>> start Listed records

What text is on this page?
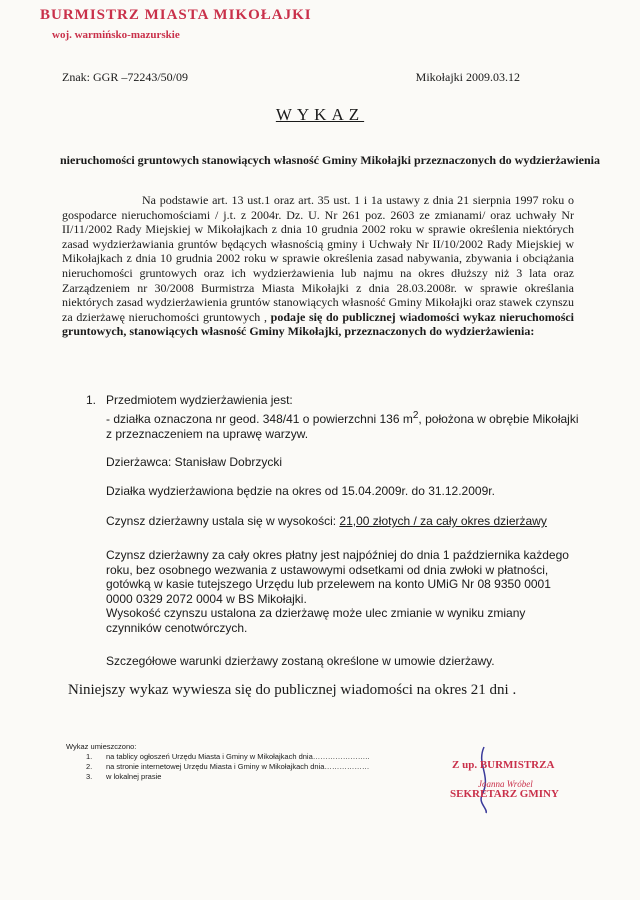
BURMISTRZ MIASTA MIKOŁAJKI
woj. warmińsko-mazurskie
Znak: GGR –72243/50/09	Mikołajki 2009.03.12
WYKAZ
nieruchomości gruntowych stanowiących własność Gminy Mikołajki przeznaczonych do wydzierżawienia
Na podstawie art. 13 ust.1 oraz art. 35 ust. 1 i 1a ustawy z dnia 21 sierpnia 1997 roku o gospodarce nieruchomościami / j.t. z 2004r. Dz. U. Nr 261 poz. 2603 ze zmianami/ oraz uchwały Nr II/11/2002 Rady Miejskiej w Mikołajkach z dnia 10 grudnia 2002 roku w sprawie określenia niektórych zasad wydzierżawiania gruntów będących własnością gminy i Uchwały Nr II/10/2002 Rady Miejskiej w Mikołajkach z dnia 10 grudnia 2002 roku w sprawie określenia zasad nabywania, zbywania i obciążania nieruchomości gruntowych oraz ich wydzierżawienia lub najmu na okres dłuższy niż 3 lata oraz Zarządzeniem nr 30/2008 Burmistrza Miasta Mikołajki z dnia 28.03.2008r. w sprawie określania niektórych zasad wydzierżawienia gruntów stanowiących własność Gminy Mikołajki oraz stawek czynszu za dzierżawę nieruchomości gruntowych , podaje się do publicznej wiadomości wykaz nieruchomości gruntowych, stanowiących własność Gminy Mikołajki, przeznaczonych do wydzierżawienia:
1. Przedmiotem wydzierżawienia jest:
- działka oznaczona nr geod. 348/41 o powierzchni 136 $m^2$, położona w obrębie Mikołajki z przeznaczeniem na uprawę warzyw.
Dzierżawca: Stanisław Dobrzycki
Działka wydzierżawiona będzie na okres od 15.04.2009r. do 31.12.2009r.
Czynsz dzierżawny ustala się w wysokości: 21,00 złotych / za cały okres dzierżawy
Czynsz dzierżawny za cały okres płatny jest najpóźniej do dnia 1 października każdego roku, bez osobnego wezwania z ustawowymi odsetkami od dnia zwłoki w płatności, gotówką w kasie tutejszego Urzędu lub przelewem na konto UMiG Nr 08 9350 0001 0000 0329 2072 0004 w BS Mikołajki.
Wysokość czynszu ustalona za dzierżawę może ulec zmianie w wyniku zmiany czynników cenotwórczych.
Szczegółowe warunki dzierżawy zostaną określone w umowie dzierżawy.
Niniejszy wykaz wywiesza się do publicznej wiadomości na okres 21 dni .
Wykaz umieszczono:
1. na tablicy ogłoszeń Urzędu Miasta i Gminy w Mikołajkach dnia…………………..
2. na stronie internetowej Urzędu Miasta i Gminy w Mikołajkach dnia………………
3. w lokalnej prasie
Z up. BURMISTRZA
Joanna Wróbel
SEKRETARZ GMINY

>> end Listed records

## The request
Every record must be copied exactly, with images dropped from the result.

## Result of this task
What text is on this page?
BURMISTRZ MIASTA MIKOŁAJKI
woj. warmińsko-mazurskie
Znak: GGR –72243/50/09	Mikołajki 2009.03.12
WYKAZ
nieruchomości gruntowych stanowiących własność Gminy Mikołajki przeznaczonych do wydzierżawienia
Na podstawie art. 13 ust.1 oraz art. 35 ust. 1 i 1a ustawy z dnia 21 sierpnia 1997 roku o gospodarce nieruchomościami / j.t. z 2004r. Dz. U. Nr 261 poz. 2603 ze zmianami/ oraz uchwały Nr II/11/2002 Rady Miejskiej w Mikołajkach z dnia 10 grudnia 2002 roku w sprawie określenia niektórych zasad wydzierżawiania gruntów będących własnością gminy i Uchwały Nr II/10/2002 Rady Miejskiej w Mikołajkach z dnia 10 grudnia 2002 roku w sprawie określenia zasad nabywania, zbywania i obciążania nieruchomości gruntowych oraz ich wydzierżawienia lub najmu na okres dłuższy niż 3 lata oraz Zarządzeniem nr 30/2008 Burmistrza Miasta Mikołajki z dnia 28.03.2008r. w sprawie określania niektórych zasad wydzierżawienia gruntów stanowiących własność Gminy Mikołajki oraz stawek czynszu za dzierżawę nieruchomości gruntowych , podaje się do publicznej wiadomości wykaz nieruchomości gruntowych, stanowiących własność Gminy Mikołajki, przeznaczonych do wydzierżawienia:
1. Przedmiotem wydzierżawienia jest:
- działka oznaczona nr geod. 348/41 o powierzchni 136 $m^2$, położona w obrębie Mikołajki z przeznaczeniem na uprawę warzyw.
Dzierżawca: Stanisław Dobrzycki
Działka wydzierżawiona będzie na okres od 15.04.2009r. do 31.12.2009r.
Czynsz dzierżawny ustala się w wysokości: 21,00 złotych / za cały okres dzierżawy
Czynsz dzierżawny za cały okres płatny jest najpóźniej do dnia 1 października każdego roku, bez osobnego wezwania z ustawowymi odsetkami od dnia zwłoki w płatności, gotówką w kasie tutejszego Urzędu lub przelewem na konto UMiG Nr 08 9350 0001 0000 0329 2072 0004 w BS Mikołajki.
Wysokość czynszu ustalona za dzierżawę może ulec zmianie w wyniku zmiany czynników cenotwórczych.
Szczegółowe warunki dzierżawy zostaną określone w umowie dzierżawy.
Niniejszy wykaz wywiesza się do publicznej wiadomości na okres 21 dni .
Wykaz umieszczono:
1. na tablicy ogłoszeń Urzędu Miasta i Gminy w Mikołajkach dnia…………………..
2. na stronie internetowej Urzędu Miasta i Gminy w Mikołajkach dnia………………
3. w lokalnej prasie
Z up. BURMISTRZA
Joanna Wróbel
SEKRETARZ GMINY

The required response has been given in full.